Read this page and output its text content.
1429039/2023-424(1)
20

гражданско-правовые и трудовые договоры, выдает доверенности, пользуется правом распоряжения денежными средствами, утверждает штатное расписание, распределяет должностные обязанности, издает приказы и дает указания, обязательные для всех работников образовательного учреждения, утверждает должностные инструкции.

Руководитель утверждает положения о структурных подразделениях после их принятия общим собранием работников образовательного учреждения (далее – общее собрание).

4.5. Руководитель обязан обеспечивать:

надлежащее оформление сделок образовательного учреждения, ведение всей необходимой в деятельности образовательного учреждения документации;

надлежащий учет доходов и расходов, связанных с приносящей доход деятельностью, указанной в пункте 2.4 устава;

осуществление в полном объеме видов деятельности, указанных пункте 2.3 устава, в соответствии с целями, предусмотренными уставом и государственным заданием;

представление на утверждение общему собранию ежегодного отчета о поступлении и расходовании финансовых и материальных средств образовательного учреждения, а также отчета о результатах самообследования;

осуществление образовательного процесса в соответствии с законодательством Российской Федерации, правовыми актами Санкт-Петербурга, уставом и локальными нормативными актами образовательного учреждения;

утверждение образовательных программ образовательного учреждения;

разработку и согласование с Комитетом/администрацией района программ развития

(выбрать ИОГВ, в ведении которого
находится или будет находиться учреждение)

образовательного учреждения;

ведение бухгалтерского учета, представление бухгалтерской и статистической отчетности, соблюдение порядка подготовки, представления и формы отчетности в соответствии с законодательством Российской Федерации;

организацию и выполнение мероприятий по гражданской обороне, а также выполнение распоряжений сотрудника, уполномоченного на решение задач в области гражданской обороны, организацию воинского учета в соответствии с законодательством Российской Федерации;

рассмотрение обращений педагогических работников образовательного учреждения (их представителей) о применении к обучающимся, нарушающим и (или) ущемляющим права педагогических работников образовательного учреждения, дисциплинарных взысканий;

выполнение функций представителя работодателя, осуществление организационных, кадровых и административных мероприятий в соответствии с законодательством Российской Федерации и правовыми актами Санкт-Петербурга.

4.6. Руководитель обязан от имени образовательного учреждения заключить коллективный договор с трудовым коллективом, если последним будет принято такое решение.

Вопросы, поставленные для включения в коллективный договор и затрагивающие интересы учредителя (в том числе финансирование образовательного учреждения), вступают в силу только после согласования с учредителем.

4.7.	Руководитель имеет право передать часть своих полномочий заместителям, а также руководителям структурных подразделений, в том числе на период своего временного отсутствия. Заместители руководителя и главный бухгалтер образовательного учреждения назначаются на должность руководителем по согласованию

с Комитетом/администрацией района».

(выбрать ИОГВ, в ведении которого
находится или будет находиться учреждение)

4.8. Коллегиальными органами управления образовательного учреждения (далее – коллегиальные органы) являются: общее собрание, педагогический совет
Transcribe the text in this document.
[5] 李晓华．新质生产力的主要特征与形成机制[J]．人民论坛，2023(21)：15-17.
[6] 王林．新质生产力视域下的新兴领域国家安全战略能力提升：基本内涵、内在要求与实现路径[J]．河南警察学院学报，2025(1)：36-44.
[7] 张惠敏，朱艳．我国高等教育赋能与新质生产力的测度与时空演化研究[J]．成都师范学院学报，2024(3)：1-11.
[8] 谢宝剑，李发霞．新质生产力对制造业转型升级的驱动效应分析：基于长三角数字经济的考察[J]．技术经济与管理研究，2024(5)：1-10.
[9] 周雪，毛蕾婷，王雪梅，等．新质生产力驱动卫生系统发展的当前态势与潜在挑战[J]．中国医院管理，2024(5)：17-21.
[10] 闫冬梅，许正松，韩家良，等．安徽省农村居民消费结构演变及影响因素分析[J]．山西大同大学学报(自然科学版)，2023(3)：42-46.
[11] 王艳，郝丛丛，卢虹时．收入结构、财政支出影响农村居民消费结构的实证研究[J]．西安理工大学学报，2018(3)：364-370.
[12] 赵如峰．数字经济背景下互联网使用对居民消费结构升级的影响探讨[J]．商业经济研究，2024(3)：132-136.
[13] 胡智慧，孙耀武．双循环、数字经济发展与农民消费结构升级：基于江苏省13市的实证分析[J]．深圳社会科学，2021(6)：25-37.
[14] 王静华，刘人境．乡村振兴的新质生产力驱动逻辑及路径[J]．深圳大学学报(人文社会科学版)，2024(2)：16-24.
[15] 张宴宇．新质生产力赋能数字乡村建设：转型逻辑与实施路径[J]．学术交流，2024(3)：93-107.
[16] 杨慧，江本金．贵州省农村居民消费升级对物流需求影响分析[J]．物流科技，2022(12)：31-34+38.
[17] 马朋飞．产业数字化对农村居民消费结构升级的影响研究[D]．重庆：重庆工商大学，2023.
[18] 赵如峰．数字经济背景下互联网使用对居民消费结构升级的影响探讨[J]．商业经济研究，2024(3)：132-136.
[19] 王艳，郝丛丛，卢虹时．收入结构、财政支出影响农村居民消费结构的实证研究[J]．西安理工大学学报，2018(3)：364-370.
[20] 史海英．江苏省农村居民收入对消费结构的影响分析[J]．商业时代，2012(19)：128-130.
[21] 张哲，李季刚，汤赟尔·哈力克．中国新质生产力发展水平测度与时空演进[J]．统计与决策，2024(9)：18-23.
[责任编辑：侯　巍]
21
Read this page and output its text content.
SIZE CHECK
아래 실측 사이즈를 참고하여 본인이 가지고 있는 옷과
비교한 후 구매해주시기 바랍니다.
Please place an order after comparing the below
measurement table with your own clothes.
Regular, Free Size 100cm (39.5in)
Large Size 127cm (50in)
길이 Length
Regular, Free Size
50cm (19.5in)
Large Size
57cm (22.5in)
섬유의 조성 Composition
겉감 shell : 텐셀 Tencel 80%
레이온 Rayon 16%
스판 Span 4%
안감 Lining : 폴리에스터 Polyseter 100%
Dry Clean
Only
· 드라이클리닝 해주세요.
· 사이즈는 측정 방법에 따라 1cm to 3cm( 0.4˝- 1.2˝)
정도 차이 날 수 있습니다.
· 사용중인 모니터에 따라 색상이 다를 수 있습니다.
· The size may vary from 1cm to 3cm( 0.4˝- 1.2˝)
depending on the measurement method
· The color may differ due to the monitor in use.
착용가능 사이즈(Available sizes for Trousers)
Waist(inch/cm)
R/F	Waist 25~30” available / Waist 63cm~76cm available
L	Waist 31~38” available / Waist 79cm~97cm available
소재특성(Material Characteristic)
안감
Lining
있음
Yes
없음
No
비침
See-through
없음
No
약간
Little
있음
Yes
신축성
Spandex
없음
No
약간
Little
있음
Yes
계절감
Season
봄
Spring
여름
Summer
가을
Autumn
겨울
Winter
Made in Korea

----

== Task instructions ==
Filter the records down to the lines that contain the string "коллективный", and copy those lines.

== Result of this task ==
4.6. Руководитель обязан от имени образовательного учреждения заключить коллективный договор с трудовым коллективом, если последним будет принято такое решение.
Вопросы, поставленные для включения в коллективный договор и затрагивающие интересы учредителя (в том числе финансирование образовательного учреждения), вступают в силу только после согласования с учредителем.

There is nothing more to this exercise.